→ TO BE DONE: Could you render the entries, from the first line through the line containing "legend-label: Hydroxychloroquine —", inclusive, as a Markdown table with a Row column for the row number and a Content column for the line itself, leaving out any blank lines?

**********

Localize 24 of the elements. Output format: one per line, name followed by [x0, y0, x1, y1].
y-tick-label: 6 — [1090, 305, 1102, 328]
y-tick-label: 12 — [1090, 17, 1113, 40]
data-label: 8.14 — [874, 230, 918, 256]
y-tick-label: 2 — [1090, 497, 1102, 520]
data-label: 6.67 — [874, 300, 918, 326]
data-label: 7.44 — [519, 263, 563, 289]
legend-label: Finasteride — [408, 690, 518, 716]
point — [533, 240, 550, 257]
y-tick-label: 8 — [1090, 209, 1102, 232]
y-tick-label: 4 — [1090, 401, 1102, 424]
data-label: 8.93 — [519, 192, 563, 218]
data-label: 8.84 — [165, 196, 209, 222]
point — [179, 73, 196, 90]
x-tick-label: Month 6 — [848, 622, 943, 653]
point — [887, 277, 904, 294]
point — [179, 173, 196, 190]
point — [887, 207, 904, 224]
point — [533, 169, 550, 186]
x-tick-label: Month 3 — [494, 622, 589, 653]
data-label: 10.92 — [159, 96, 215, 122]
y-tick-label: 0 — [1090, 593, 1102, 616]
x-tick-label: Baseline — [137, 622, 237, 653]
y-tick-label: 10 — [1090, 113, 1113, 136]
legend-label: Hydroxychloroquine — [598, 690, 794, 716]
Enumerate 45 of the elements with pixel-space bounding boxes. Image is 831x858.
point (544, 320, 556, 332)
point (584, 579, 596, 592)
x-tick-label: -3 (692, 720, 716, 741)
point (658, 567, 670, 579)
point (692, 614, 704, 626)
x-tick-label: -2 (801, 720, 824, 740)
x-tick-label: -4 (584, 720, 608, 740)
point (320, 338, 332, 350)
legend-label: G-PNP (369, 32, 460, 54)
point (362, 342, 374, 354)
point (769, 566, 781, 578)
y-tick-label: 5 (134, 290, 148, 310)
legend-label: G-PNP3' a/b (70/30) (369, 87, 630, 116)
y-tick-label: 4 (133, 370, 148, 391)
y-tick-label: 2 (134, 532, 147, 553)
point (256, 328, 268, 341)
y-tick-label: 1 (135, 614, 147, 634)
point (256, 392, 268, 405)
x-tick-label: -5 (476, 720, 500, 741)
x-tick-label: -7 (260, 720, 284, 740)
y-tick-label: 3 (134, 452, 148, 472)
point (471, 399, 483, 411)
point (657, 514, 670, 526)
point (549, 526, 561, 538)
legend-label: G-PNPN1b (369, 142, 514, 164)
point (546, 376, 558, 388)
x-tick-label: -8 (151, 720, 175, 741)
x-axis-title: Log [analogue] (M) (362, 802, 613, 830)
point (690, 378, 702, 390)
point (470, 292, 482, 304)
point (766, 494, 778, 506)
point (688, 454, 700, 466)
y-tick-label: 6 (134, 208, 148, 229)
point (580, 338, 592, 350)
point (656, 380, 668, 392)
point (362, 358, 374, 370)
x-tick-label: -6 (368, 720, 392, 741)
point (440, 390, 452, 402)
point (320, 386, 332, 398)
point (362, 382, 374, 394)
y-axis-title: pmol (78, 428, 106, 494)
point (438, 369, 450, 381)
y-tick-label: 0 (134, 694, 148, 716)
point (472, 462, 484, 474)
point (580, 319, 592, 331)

**********

→ RESULT:
| Row | Content |
|---|---|
| 1 | Localize 24 of the elements. Output format: one per line, name followed by [x0, y0, x1, y1]. |
| 2 | y-tick-label: 6 — [1090, 305, 1102, 328] |
| 3 | y-tick-label: 12 — [1090, 17, 1113, 40] |
| 4 | data-label: 8.14 — [874, 230, 918, 256] |
| 5 | y-tick-label: 2 — [1090, 497, 1102, 520] |
| 6 | data-label: 6.67 — [874, 300, 918, 326] |
| 7 | data-label: 7.44 — [519, 263, 563, 289] |
| 8 | legend-label: Finasteride — [408, 690, 518, 716] |
| 9 | point — [533, 240, 550, 257] |
| 10 | y-tick-label: 8 — [1090, 209, 1102, 232] |
| 11 | y-tick-label: 4 — [1090, 401, 1102, 424] |
| 12 | data-label: 8.93 — [519, 192, 563, 218] |
| 13 | data-label: 8.84 — [165, 196, 209, 222] |
| 14 | point — [179, 73, 196, 90] |
| 15 | x-tick-label: Month 6 — [848, 622, 943, 653] |
| 16 | point — [887, 277, 904, 294] |
| 17 | point — [179, 173, 196, 190] |
| 18 | point — [887, 207, 904, 224] |
| 19 | point — [533, 169, 550, 186] |
| 20 | x-tick-label: Month 3 — [494, 622, 589, 653] |
| 21 | data-label: 10.92 — [159, 96, 215, 122] |
| 22 | y-tick-label: 0 — [1090, 593, 1102, 616] |
| 23 | x-tick-label: Baseline — [137, 622, 237, 653] |
| 24 | y-tick-label: 10 — [1090, 113, 1113, 136] |
| 25 | legend-label: Hydroxychloroquine — [598, 690, 794, 716] |